Purpose of the Study:

  • To review the design process of protease inhibitors, from initial substrate-based approaches to optimized second-generation drugs.
  • To exemplify the inhibitor design process through successful discovery stories of inhibitors targeting diverse protease classes.
  • To examine challenges in novel protease inhibitor design and their market relevance.

Main Methods:

  • Review of literature on protease inhibitor design strategies.
  • Analysis of case studies involving inhibitors for angiotensin converting enzyme, HIV protease, thrombin, and proteasome.
  • Examination of drug development challenges and market impact.

Main Results:

  • Successful design of protease inhibitors involves iterative optimization, moving from first-generation substrate mimics to second-generation drugs with improved pharmacokinetic profiles.
  • Case studies demonstrate effective inhibitor development for metalloproteases, aspartate proteases, serine proteases, and threonine proteases.

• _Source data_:

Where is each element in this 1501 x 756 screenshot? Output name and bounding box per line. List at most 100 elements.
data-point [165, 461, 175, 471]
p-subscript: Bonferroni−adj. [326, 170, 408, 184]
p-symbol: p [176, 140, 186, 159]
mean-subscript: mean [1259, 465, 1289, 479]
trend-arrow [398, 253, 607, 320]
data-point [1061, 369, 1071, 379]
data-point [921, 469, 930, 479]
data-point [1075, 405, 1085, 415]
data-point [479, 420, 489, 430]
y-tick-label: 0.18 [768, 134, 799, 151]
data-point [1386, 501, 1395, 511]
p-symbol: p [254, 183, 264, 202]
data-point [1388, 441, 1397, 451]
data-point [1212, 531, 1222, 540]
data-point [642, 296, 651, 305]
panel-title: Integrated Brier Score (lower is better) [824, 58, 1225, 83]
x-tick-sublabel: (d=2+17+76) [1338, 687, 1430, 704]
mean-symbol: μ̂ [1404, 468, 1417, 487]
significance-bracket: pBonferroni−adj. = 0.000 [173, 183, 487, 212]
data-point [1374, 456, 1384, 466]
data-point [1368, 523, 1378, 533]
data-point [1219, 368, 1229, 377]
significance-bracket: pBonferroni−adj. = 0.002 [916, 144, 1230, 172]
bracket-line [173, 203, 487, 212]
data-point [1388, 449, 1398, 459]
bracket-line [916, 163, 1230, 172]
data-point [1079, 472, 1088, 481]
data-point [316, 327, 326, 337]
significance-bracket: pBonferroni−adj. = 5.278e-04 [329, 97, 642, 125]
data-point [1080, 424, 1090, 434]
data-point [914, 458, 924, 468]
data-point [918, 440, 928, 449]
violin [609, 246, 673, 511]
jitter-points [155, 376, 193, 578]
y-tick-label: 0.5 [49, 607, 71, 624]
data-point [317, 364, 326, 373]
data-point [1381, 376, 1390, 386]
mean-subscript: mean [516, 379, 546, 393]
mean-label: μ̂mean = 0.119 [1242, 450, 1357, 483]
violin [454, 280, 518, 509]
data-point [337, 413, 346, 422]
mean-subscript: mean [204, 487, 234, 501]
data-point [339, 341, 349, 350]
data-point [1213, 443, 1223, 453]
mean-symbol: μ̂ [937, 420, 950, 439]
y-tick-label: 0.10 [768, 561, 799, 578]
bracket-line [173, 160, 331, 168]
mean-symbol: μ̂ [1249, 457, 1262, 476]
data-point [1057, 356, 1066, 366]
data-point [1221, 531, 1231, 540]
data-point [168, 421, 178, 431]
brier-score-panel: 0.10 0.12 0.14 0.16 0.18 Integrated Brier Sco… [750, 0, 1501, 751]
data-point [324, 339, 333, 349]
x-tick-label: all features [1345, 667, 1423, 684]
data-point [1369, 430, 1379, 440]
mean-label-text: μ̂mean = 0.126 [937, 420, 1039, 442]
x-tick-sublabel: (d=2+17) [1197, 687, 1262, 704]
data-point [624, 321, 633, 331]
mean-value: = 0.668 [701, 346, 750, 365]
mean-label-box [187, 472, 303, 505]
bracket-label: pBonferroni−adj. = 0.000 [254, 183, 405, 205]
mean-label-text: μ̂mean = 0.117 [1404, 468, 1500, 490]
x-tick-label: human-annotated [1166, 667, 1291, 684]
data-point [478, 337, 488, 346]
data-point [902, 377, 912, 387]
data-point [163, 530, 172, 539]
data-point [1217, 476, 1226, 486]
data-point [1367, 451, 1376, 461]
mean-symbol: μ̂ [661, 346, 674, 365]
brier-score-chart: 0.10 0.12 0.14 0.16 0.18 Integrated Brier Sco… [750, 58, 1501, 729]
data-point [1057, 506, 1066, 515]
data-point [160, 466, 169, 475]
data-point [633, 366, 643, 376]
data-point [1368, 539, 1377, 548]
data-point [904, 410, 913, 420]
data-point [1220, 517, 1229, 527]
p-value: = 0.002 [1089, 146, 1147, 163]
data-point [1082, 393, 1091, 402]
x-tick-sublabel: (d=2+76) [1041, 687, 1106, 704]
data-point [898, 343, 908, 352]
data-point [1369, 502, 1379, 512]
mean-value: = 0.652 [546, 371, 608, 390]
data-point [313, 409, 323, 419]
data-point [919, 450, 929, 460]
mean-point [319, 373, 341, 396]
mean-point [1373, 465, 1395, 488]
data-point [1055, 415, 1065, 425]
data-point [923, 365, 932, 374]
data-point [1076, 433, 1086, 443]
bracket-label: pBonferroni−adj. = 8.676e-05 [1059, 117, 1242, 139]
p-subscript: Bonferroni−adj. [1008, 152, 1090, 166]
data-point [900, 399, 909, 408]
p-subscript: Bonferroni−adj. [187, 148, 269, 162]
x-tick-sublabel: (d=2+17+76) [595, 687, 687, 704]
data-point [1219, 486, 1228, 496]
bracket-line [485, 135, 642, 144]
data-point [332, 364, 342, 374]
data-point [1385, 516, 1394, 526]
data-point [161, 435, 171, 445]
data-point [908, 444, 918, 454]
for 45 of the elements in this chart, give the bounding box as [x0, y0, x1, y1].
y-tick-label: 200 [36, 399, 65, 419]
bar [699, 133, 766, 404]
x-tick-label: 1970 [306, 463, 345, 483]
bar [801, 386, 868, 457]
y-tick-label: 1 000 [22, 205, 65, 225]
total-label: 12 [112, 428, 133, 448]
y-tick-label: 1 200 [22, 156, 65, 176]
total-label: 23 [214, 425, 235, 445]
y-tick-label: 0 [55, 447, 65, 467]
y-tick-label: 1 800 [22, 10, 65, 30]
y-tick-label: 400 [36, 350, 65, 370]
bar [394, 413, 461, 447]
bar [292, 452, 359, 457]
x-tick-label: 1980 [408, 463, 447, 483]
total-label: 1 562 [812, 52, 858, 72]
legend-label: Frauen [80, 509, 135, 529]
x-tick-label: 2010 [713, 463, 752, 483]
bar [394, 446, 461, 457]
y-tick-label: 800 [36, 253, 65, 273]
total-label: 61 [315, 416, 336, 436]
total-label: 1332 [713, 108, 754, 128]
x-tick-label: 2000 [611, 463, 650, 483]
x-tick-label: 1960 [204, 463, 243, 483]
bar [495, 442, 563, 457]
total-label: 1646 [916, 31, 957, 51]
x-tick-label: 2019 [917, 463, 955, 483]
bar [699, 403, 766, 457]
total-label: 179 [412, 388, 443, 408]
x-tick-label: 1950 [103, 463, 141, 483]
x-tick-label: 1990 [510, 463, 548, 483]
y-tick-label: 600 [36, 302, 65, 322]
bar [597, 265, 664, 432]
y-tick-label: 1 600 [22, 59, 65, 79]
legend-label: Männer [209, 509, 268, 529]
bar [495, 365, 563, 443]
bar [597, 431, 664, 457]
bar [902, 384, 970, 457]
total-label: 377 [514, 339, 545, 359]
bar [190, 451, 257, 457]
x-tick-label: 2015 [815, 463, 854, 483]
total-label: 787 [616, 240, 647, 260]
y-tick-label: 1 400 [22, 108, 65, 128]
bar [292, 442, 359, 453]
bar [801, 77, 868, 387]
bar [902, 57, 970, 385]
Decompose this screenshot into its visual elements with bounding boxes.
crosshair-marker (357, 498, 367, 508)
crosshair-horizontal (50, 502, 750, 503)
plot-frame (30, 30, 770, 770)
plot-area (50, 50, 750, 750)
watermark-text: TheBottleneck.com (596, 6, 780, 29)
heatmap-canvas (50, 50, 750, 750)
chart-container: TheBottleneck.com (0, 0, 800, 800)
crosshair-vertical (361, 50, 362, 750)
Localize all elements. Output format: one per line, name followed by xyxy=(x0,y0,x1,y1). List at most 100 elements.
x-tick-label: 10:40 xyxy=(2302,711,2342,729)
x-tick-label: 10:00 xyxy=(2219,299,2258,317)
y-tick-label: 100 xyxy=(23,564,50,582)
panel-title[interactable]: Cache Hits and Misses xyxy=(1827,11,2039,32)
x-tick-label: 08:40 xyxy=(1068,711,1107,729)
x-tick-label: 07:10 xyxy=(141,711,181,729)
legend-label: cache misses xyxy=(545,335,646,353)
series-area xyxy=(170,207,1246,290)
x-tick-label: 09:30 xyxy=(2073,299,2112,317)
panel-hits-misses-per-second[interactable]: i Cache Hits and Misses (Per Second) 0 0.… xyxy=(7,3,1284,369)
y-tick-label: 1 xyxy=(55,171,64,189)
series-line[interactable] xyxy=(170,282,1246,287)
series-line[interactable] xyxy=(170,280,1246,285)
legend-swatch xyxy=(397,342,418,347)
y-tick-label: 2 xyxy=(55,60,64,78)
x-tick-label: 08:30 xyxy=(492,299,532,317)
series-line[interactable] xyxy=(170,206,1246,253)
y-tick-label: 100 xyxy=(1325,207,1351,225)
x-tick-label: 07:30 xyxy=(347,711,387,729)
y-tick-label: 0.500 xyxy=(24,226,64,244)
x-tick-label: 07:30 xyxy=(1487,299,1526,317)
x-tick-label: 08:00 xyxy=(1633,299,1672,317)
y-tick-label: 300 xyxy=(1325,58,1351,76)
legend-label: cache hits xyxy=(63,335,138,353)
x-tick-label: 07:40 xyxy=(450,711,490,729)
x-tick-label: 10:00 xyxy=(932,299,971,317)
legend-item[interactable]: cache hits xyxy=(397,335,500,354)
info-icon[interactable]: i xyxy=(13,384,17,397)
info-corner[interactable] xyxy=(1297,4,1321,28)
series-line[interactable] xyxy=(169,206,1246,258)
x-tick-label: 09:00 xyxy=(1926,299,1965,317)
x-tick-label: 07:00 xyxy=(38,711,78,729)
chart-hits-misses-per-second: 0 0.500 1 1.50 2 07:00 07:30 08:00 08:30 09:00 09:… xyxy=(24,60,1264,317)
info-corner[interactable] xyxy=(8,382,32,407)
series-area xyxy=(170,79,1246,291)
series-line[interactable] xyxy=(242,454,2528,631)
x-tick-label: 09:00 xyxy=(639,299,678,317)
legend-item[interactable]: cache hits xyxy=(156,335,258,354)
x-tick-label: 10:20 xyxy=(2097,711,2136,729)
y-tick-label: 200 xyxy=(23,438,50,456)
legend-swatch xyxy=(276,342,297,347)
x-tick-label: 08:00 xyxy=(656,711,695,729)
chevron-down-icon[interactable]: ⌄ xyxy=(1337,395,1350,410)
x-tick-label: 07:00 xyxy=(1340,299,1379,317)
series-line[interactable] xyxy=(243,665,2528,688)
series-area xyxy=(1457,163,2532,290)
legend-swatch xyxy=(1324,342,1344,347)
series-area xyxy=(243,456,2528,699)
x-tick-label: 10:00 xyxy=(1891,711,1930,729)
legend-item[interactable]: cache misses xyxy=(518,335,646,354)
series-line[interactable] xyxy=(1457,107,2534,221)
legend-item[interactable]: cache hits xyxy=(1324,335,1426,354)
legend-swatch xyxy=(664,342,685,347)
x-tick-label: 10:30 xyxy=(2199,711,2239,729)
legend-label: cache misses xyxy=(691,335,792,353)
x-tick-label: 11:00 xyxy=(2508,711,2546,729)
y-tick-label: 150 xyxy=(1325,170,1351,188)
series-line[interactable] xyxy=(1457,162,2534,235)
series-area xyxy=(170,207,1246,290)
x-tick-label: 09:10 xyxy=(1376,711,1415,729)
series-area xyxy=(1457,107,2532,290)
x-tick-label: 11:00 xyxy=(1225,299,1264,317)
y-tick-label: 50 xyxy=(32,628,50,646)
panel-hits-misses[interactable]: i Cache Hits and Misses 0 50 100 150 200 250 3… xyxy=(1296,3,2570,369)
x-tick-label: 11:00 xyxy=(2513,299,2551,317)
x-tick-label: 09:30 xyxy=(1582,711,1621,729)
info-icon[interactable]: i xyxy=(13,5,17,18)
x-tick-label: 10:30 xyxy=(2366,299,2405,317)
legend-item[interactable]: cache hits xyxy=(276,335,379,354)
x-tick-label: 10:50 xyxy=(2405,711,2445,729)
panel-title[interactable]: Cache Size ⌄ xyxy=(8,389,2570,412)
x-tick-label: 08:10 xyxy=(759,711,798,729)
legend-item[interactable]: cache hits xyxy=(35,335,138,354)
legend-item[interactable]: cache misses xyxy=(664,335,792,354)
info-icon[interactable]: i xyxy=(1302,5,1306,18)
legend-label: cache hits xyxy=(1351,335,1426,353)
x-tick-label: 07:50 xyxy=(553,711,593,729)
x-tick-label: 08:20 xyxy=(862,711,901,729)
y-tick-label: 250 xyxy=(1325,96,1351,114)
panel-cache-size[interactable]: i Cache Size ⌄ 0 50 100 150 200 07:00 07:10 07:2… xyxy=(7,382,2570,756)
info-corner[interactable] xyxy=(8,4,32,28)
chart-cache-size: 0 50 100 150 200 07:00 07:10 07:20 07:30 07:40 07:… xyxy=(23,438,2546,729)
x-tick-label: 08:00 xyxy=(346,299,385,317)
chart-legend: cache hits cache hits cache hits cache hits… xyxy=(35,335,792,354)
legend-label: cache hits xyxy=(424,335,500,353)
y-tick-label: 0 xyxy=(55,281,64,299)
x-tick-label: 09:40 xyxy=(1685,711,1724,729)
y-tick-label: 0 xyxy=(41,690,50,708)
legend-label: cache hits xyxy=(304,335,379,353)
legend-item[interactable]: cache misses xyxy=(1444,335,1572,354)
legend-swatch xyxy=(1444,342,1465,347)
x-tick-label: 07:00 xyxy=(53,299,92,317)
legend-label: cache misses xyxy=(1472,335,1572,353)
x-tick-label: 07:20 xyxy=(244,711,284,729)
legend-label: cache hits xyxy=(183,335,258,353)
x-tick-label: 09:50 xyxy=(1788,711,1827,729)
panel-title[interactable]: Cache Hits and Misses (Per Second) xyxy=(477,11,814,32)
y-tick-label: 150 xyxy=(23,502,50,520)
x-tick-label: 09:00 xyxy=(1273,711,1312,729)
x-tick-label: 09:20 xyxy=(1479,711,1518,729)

• _Activity list_:
**A.** Return the stretch of the protease inhibitor summary from "Purpose of the" through "thrombin, and proteasome.".
**B.** In the protease inhibitor summary, rewrite the section beginning "Purpose of the Study" as one shorter sentence that keeps its main points.
**C.** Extend the protease inhibitor summary from where it stops.
These data come from a different source than the text.

• _Numbered answers_:
**A.**
Purpose of the Study:

  • To review the design process of protease inhibitors, from initial substrate-based approaches to optimized second-generation drugs.
  • To exemplify the inhibitor design process through successful discovery stories of inhibitors targeting diverse protease classes.
  • To examine challenges in novel protease inhibitor design and their market relevance.

Main Methods:

  • Review of literature on protease inhibitor design strategies.
  • Analysis of case studies involving inhibitors for angiotensin converting enzyme, HIV protease, thrombin, and proteasome.

**B.** The study reviews how protease inhibitors are designed, from early substrate-based approaches to optimized second-generation drugs, illustrates this process with successful discovery stories across diverse protease classes, and examines the challenges of designing new inhibitors and their market relevance.

**C.**
  • Despite successes, challenges remain in designing novel protease inhibitors, yet they hold significant therapeutic and market value.

Conclusions:

  • Protease inhibitors represent a significant class of therapeutics, with rational design strategies enabling successful drug development.
  • The iterative optimization of substrate-based inhibitors is key to achieving effective and safe therapeutic agents.
  • Continued research into protease inhibitor design is essential for addressing unmet medical needs and expanding therapeutic options.